begin

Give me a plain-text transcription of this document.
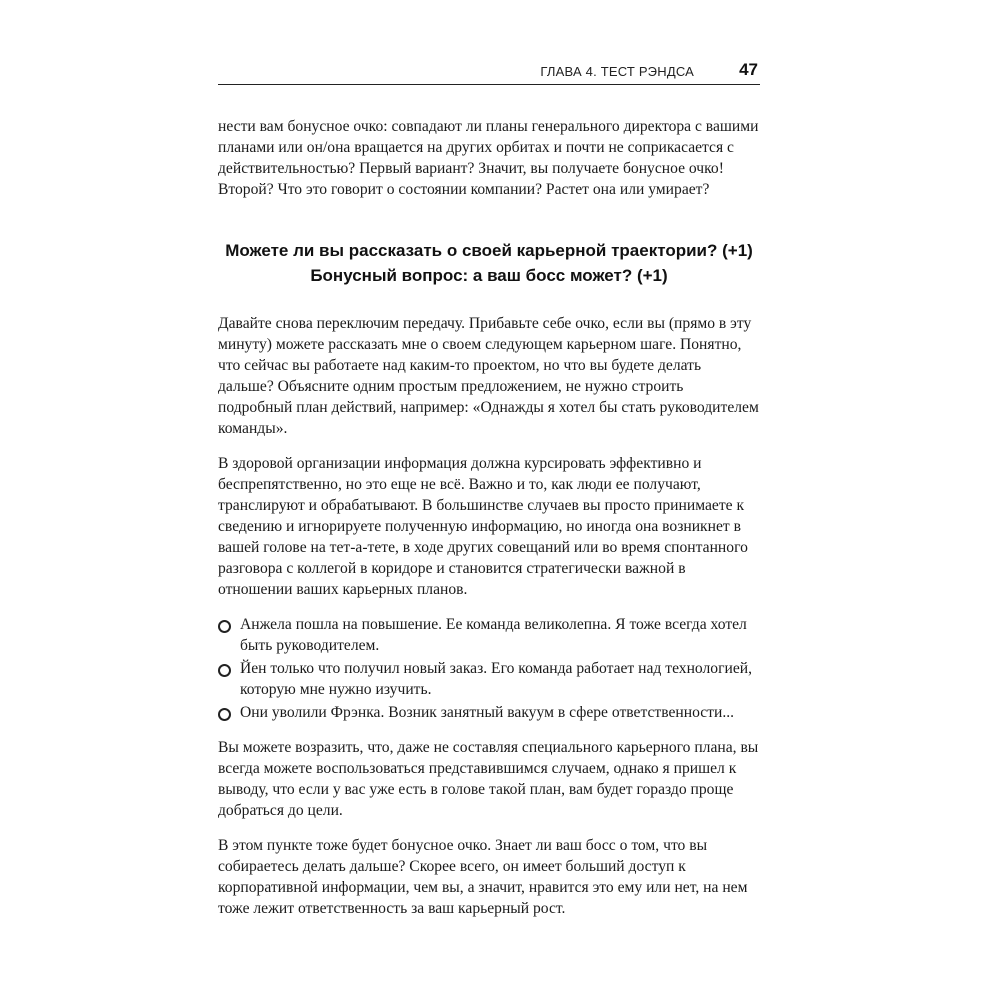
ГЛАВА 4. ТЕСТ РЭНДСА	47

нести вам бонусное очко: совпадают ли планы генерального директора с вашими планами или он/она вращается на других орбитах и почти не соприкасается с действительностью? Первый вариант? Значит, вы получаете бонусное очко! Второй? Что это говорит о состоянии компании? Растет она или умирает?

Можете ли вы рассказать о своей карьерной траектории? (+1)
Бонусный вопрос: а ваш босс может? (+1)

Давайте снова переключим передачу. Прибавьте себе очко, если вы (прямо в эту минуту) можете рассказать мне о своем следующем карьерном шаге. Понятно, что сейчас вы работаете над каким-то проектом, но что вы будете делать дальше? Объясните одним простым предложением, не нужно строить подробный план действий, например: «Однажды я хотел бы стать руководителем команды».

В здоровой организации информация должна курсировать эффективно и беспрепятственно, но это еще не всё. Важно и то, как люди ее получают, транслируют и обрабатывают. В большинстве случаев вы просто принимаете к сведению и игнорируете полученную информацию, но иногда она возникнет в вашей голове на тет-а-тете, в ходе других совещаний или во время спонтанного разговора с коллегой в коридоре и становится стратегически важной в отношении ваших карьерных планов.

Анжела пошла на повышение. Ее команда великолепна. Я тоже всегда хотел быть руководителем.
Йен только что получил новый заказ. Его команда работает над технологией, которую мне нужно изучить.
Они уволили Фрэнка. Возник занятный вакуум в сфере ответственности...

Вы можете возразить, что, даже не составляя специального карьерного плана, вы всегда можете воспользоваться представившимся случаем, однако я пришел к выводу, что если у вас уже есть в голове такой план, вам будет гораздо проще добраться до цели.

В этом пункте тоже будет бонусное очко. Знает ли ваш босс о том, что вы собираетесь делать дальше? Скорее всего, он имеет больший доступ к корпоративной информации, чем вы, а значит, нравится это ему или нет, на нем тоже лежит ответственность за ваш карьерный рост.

end

__What this task involves__. All of the data above should be transcribed verbatim, with pictures omitted.

__Exercise solution__.
Give me a plain-text transcription of this document.
ГЛАВА 4. ТЕСТ РЭНДСА	47

нести вам бонусное очко: совпадают ли планы генерального директора с вашими планами или он/она вращается на других орбитах и почти не соприкасается с действительностью? Первый вариант? Значит, вы получаете бонусное очко! Второй? Что это говорит о состоянии компании? Растет она или умирает?

Можете ли вы рассказать о своей карьерной траектории? (+1)
Бонусный вопрос: а ваш босс может? (+1)

Давайте снова переключим передачу. Прибавьте себе очко, если вы (прямо в эту минуту) можете рассказать мне о своем следующем карьерном шаге. Понятно, что сейчас вы работаете над каким-то проектом, но что вы будете делать дальше? Объясните одним простым предложением, не нужно строить подробный план действий, например: «Однажды я хотел бы стать руководителем команды».

В здоровой организации информация должна курсировать эффективно и беспрепятственно, но это еще не всё. Важно и то, как люди ее получают, транслируют и обрабатывают. В большинстве случаев вы просто принимаете к сведению и игнорируете полученную информацию, но иногда она возникнет в вашей голове на тет-а-тете, в ходе других совещаний или во время спонтанного разговора с коллегой в коридоре и становится стратегически важной в отношении ваших карьерных планов.

Анжела пошла на повышение. Ее команда великолепна. Я тоже всегда хотел быть руководителем.
Йен только что получил новый заказ. Его команда работает над технологией, которую мне нужно изучить.
Они уволили Фрэнка. Возник занятный вакуум в сфере ответственности...

Вы можете возразить, что, даже не составляя специального карьерного плана, вы всегда можете воспользоваться представившимся случаем, однако я пришел к выводу, что если у вас уже есть в голове такой план, вам будет гораздо проще добраться до цели.

В этом пункте тоже будет бонусное очко. Знает ли ваш босс о том, что вы собираетесь делать дальше? Скорее всего, он имеет больший доступ к корпоративной информации, чем вы, а значит, нравится это ему или нет, на нем тоже лежит ответственность за ваш карьерный рост.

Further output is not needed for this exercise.